:: Data to examine

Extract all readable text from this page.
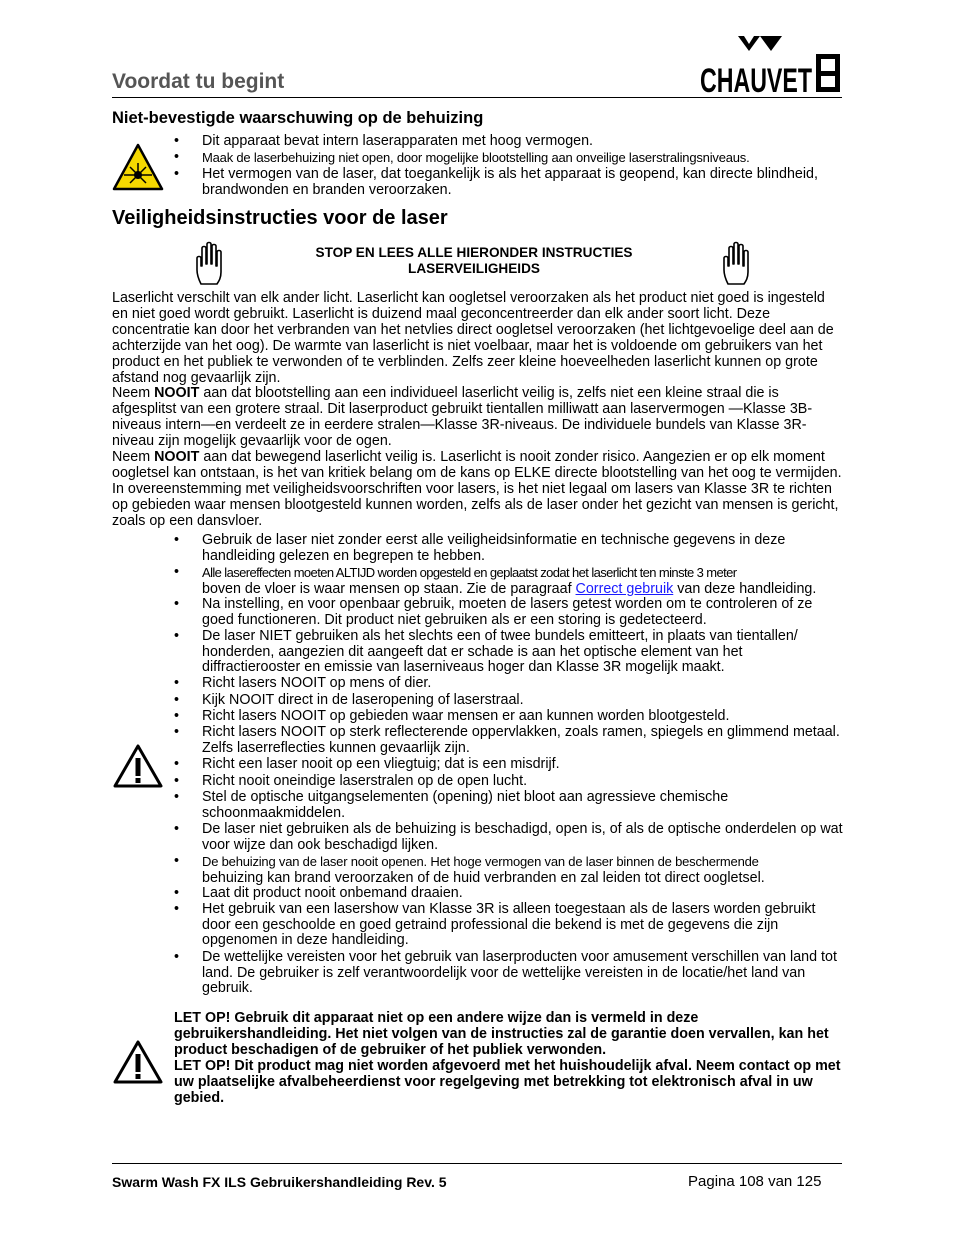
Voordat tu begint	CHAUVET
Niet-bevestigde waarschuwing op de behuizing
•	Dit apparaat bevat intern laserapparaten met hoog vermogen.
•	Maak de laserbehuizing niet open, door mogelijke blootstelling aan onveilige laserstralingsniveaus.
•	Het vermogen van de laser, dat toegankelijk is als het apparaat is geopend, kan directe blindheid, brandwonden en branden veroorzaken.
Veiligheidsinstructies voor de laser
STOP EN LEES ALLE HIERONDER INSTRUCTIES
LASERVEILIGHEIDS
Laserlicht verschilt van elk ander licht. Laserlicht kan oogletsel veroorzaken als het product niet goed is ingesteld en niet goed wordt gebruikt. Laserlicht is duizend maal geconcentreerder dan elk ander soort licht. Deze concentratie kan door het verbranden van het netvlies direct oogletsel veroorzaken (het lichtgevoelige deel aan de achterzijde van het oog). De warmte van laserlicht is niet voelbaar, maar het is voldoende om gebruikers van het product en het publiek te verwonden of te verblinden. Zelfs zeer kleine hoeveelheden laserlicht kunnen op grote afstand nog gevaarlijk zijn.
Neem NOOIT aan dat blootstelling aan een individueel laserlicht veilig is, zelfs niet een kleine straal die is afgesplitst van een grotere straal. Dit laserproduct gebruikt tientallen milliwatt aan laservermogen —Klasse 3B-niveaus intern—en verdeelt ze in eerdere stralen—Klasse 3R-niveaus. De individuele bundels van Klasse 3R-niveau zijn mogelijk gevaarlijk voor de ogen.
Neem NOOIT aan dat bewegend laserlicht veilig is. Laserlicht is nooit zonder risico. Aangezien er op elk moment oogletsel kan ontstaan, is het van kritiek belang om de kans op ELKE directe blootstelling van het oog te vermijden. In overeenstemming met veiligheidsvoorschriften voor lasers, is het niet legaal om lasers van Klasse 3R te richten op gebieden waar mensen blootgesteld kunnen worden, zelfs als de laser onder het gezicht van mensen is gericht, zoals op een dansvloer.
•	Gebruik de laser niet zonder eerst alle veiligheidsinformatie en technische gegevens in deze handleiding gelezen en begrepen te hebben.
•	Alle lasereffecten moeten ALTIJD worden opgesteld en geplaatst zodat het laserlicht ten minste 3 meter
boven de vloer is waar mensen op staan. Zie de paragraaf Correct gebruik van deze handleiding.
•	Na instelling, en voor openbaar gebruik, moeten de lasers getest worden om te controleren of ze goed functioneren. Dit product niet gebruiken als er een storing is gedetecteerd.
•	De laser NIET gebruiken als het slechts een of twee bundels emitteert, in plaats van tientallen/ honderden, aangezien dit aangeeft dat er schade is aan het optische element van het diffractierooster en emissie van laserniveaus hoger dan Klasse 3R mogelijk maakt.
•	Richt lasers NOOIT op mens of dier.
•	Kijk NOOIT direct in de laseropening of laserstraal.
•	Richt lasers NOOIT op gebieden waar mensen er aan kunnen worden blootgesteld.
•	Richt lasers NOOIT op sterk reflecterende oppervlakken, zoals ramen, spiegels en glimmend metaal. Zelfs laserreflecties kunnen gevaarlijk zijn.
•	Richt een laser nooit op een vliegtuig; dat is een misdrijf.
•	Richt nooit oneindige laserstralen op de open lucht.
•	Stel de optische uitgangselementen (opening) niet bloot aan agressieve chemische schoonmaakmiddelen.
•	De laser niet gebruiken als de behuizing is beschadigd, open is, of als de optische onderdelen op wat voor wijze dan ook beschadigd lijken.
•	De behuizing van de laser nooit openen. Het hoge vermogen van de laser binnen de beschermende
behuizing kan brand veroorzaken of de huid verbranden en zal leiden tot direct oogletsel.
•	Laat dit product nooit onbemand draaien.
•	Het gebruik van een lasershow van Klasse 3R is alleen toegestaan als de lasers worden gebruikt door een geschoolde en goed getraind professional die bekend is met de gegevens die zijn opgenomen in deze handleiding.
•	De wettelijke vereisten voor het gebruik van laserproducten voor amusement verschillen van land tot land. De gebruiker is zelf verantwoordelijk voor de wettelijke vereisten in de locatie/het land van gebruik.
LET OP! Gebruik dit apparaat niet op een andere wijze dan is vermeld in deze gebruikershandleiding. Het niet volgen van de instructies zal de garantie doen vervallen, kan het product beschadigen of de gebruiker of het publiek verwonden.
LET OP! Dit product mag niet worden afgevoerd met het huishoudelijk afval. Neem contact op met uw plaatselijke afvalbeheerdienst voor regelgeving met betrekking tot elektronisch afval in uw gebied.
Swarm Wash FX ILS Gebruikershandleiding Rev. 5	Pagina 108 van 125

::::

- **Directions for this task**: Examine the data above and state how many of its lines contain the word "directe", with no further remarks.

- **Output for this task**: 2